Video and Analysis

It is not uncommon for a researcher using film in data collection to run into people concerned with the validity of the method.  Sometimes the concerns revolve around whether film and video are art or science.  Because of its interpretive, creative, impressionistic, and emotional attributes, art is sometimes assumed to be in direct conflict with an objective, value-free “science”—apparently creating an unavoidable conflict between the goals of film as art and user research as science. Consequently, people—academics and professionals alike—often assume limited possibilities for film.  The status of film as a serious analytical resource has remained fairly marginal.

Film is sometimes seen as a humanistic pastime, not significant scientific work. It is meant to appeal to the audience’s emotional pliability.  Ultimately, the producer of the final visual document is seen as selectively building subjectively constituted data and constructing a piece that reflects his/her interpretation rather than “the facts”.  However, the same can be said for any written document, particularly when behavioral research methods are applied to data collection for a specific task or client need.  A logo-centric culture prevents researchers from benefiting from the full breadth of insight and information available, treating video as if has less validity than the written word.  However, written reports often have pictures, films often use written narratives, subtitles or intertitles.  They always have accompanying written material.  The reality is that while the film-focused researcher does indeed run the risk of compromising the complex realities of a particular behavior or series of behaviors, the risk is no greater than that of the researcher relying primarily on the written word.

Typically, film is accepted most openly is when it is considered to fit the documentary archetype.  This stems from the widely held belief that film is a mirror for the world.  The argument is that the camera is a device for scientifically recording data about human behavior that is more objective than other types of information because of the mechanical nature of the collection device.  While this may be true, it probably is not.  However, given the context of the work (time limitations and constraints imposed by the nature of contractual research), the footage supplied by the camera may be as close as we can get to a check of objectivity.  The reality of research purchased by a company is such that it assumes, even demands, a final product that is easily used, applies to a wide range of internal needs, and can be readily disseminated.

For some, manipulation of the footage (editing it into a film, altering, etc.) destroys its “scientific value.”  The model is that teams go into the field to film material, the scientist studies the footage, and the filmmaker transforms into art.  In actuality, this fantasy is never realized.  The footage is indeed dissected and analyzed by the researcher, typically transformed into a product the client will readily consume, but by its very nature qualitative research always has a degree of subjectivity.  In fact, any and all research, be it in the field and interpretive or in the laboratory and highly controlled, involves degrees of subjectivity and personal biasing.  This hardly invalidates the work or the means by which data are captured and displayed.  Validity and reliability are not necessarily one and the same.

■ Source material
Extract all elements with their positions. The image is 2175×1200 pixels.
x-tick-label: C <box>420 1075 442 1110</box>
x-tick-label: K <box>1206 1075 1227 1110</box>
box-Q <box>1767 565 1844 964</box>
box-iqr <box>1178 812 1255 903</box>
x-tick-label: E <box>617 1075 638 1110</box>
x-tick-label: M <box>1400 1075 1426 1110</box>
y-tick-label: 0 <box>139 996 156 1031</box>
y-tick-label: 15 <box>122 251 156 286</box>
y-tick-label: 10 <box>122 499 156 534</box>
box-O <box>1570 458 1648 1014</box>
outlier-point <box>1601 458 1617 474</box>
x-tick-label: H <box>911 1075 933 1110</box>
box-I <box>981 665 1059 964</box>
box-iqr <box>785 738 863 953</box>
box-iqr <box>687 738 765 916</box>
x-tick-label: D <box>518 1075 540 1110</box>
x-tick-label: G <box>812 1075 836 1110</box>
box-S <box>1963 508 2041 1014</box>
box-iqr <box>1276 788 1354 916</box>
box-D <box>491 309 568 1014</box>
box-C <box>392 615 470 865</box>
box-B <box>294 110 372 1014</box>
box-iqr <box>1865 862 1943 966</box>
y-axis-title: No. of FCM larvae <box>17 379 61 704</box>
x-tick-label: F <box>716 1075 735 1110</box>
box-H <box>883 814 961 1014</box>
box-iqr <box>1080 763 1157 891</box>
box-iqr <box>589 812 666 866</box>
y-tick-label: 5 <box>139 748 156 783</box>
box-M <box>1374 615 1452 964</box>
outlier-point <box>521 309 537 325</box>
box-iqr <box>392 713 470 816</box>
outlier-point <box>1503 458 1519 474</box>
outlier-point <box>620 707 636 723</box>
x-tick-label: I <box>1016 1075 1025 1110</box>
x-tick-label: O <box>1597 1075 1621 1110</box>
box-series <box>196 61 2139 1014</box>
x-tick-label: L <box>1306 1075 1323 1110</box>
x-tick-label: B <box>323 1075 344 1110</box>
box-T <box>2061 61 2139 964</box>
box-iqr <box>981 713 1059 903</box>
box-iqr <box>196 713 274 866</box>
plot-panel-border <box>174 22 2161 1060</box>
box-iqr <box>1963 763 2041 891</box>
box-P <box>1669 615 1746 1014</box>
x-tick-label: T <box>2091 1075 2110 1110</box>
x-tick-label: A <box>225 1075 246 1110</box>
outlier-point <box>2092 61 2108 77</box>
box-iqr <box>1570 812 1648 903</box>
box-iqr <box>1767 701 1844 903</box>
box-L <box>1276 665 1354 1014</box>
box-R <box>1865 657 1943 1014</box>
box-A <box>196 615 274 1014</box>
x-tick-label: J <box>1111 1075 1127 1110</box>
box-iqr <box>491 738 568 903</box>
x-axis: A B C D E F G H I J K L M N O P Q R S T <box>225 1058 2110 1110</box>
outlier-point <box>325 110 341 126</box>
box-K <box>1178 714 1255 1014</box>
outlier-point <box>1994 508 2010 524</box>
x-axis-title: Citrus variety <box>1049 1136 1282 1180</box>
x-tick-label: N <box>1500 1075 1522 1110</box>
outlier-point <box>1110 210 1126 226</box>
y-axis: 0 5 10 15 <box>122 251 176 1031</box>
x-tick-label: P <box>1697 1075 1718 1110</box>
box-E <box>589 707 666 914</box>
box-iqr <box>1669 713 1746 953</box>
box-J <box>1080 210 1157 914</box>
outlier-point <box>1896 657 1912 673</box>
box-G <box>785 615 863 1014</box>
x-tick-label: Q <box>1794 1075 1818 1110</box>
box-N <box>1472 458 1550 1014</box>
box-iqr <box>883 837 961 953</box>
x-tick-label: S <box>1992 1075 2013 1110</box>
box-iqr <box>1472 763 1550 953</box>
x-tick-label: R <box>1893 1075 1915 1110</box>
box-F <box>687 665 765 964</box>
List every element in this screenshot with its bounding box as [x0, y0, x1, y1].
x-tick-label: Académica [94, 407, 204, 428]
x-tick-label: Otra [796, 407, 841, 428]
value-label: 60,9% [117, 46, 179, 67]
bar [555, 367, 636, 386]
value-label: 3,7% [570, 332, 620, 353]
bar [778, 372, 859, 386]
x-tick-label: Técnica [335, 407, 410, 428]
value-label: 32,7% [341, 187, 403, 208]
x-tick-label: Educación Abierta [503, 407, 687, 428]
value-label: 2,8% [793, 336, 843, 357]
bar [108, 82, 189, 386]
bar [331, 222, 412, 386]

■ Exercise requirements
A - Format everything from the first line of the listing down to the line containing "outlier-point <box>620 707 636 723</box>", including both of those lines, as a JSON list of strings with one string per line and no blank lines.
B - Pick up the essay on film as a research tool where it stops, and carry it forward.
The essay and the listing come from unrelated sources.

■ Results of the tasks
A -
[
  "Extract all elements with their positions. The image is 2175×1200 pixels.",
  "x-tick-label: C <box>420 1075 442 1110</box>",
  "x-tick-label: K <box>1206 1075 1227 1110</box>",
  "box-Q <box>1767 565 1844 964</box>",
  "box-iqr <box>1178 812 1255 903</box>",
  "x-tick-label: E <box>617 1075 638 1110</box>",
  "x-tick-label: M <box>1400 1075 1426 1110</box>",
  "y-tick-label: 0 <box>139 996 156 1031</box>",
  "y-tick-label: 15 <box>122 251 156 286</box>",
  "y-tick-label: 10 <box>122 499 156 534</box>",
  "box-O <box>1570 458 1648 1014</box>",
  "outlier-point <box>1601 458 1617 474</box>",
  "x-tick-label: H <box>911 1075 933 1110</box>",
  "box-I <box>981 665 1059 964</box>",
  "box-iqr <box>785 738 863 953</box>",
  "box-iqr <box>687 738 765 916</box>",
  "x-tick-label: D <box>518 1075 540 1110</box>",
  "x-tick-label: G <box>812 1075 836 1110</box>",
  "box-S <box>1963 508 2041 1014</box>",
  "box-iqr <box>1276 788 1354 916</box>",
  "box-D <box>491 309 568 1014</box>",
  "box-C <box>392 615 470 865</box>",
  "box-B <box>294 110 372 1014</box>",
  "box-iqr <box>1865 862 1943 966</box>",
  "y-axis-title: No. of FCM larvae <box>17 379 61 704</box>",
  "x-tick-label: F <box>716 1075 735 1110</box>",
  "box-H <box>883 814 961 1014</box>",
  "box-iqr <box>1080 763 1157 891</box>",
  "box-iqr <box>589 812 666 866</box>",
  "y-tick-label: 5 <box>139 748 156 783</box>",
  "box-M <box>1374 615 1452 964</box>",
  "outlier-point <box>521 309 537 325</box>",
  "box-iqr <box>392 713 470 816</box>",
  "outlier-point <box>1503 458 1519 474</box>",
  "outlier-point <box>620 707 636 723</box>"
]

B -
If researchers are supposed to make films intelligible to client audiences, they must learn what common sense, such as it is, dictates as constituting a good documentary film, that is, they should emulate the aesthetic conventions of documentary realism.   Pieces of the puzzle are, of course, missing from any documentary film, but the most important themes and primary informational pieces remain for consumption by a wide range of viewers.  The pieces selected for a final edit do indeed play to the emotions of the client, but without that emotional impact clients are likely to forego the deeper issues entirely, unwilling or unable to sift through the informational tome so often presented by researchers.  By communicating customer needs, reactions, behaviors, etc., film spurs viewers to delve deeper into the research findings and examine the totality of the research in greater detail.  Film can be used to access a level of emotional response and personal identification or conflict which is difficult within the lexical constraints of writing.  By a series of movements in a sequence, films can communicate in concrete and specific terms what in written words would be abstract expressions.

Another argument against video documentation as a primary means of disseminating findings is that because prior consent is always sought, there is always some degree engagement by the participant with the camera and therefore the findings are inaccurate.  However, the very fact that participants are recruited for any study by definition means that there is some degree of awareness and engagement.

Consequently, whether the awareness and engagement take place with the researcher exclusively or with the researcher and camera together, the authenticity of an activity, context, or behavior should not be in dispute.  After all, typically, the camera is soon forgotten, but the person asking questions and watching over the shoulder remains.

The Case of Cell Phones, Youth, and Japan

We applied video field data gathering and mini-documentary reporting during a recent study for a wireless communications provider who wanted to understand mobile phone usage in Japan.

A company had contracted with the consulting firm for whom I was working at the time in the hope of gaining a better understanding of how  portable information devices (such as PDAs) and internet-ready cellular phones were used in the context of daily life.  They were interested in uncovering what characteristics other than image quality, sound quality, and functionality were determinate in the decision to purchase a PDA or cellular phone in urban centers of Japan, and why those “peripheral” issues were important.  The term “peripheral” is the term used by executives to describe how they viewed the work – they were skeptical of the notion that culture impacts perceptions and uses of technology.  So, while the team was ensured work, there was little guarantee that the findings would be implemented.  In addition, the researchers were given half the time to conduct the research that they had originally requested.  Gaining the attention and interest of primary decision makers became in order to conduct further, more in-depth research at a later date became almost as important as the findings.  Without continued research, the researchers feared that the company would act without consideration to the needs and cultural patterns of the population.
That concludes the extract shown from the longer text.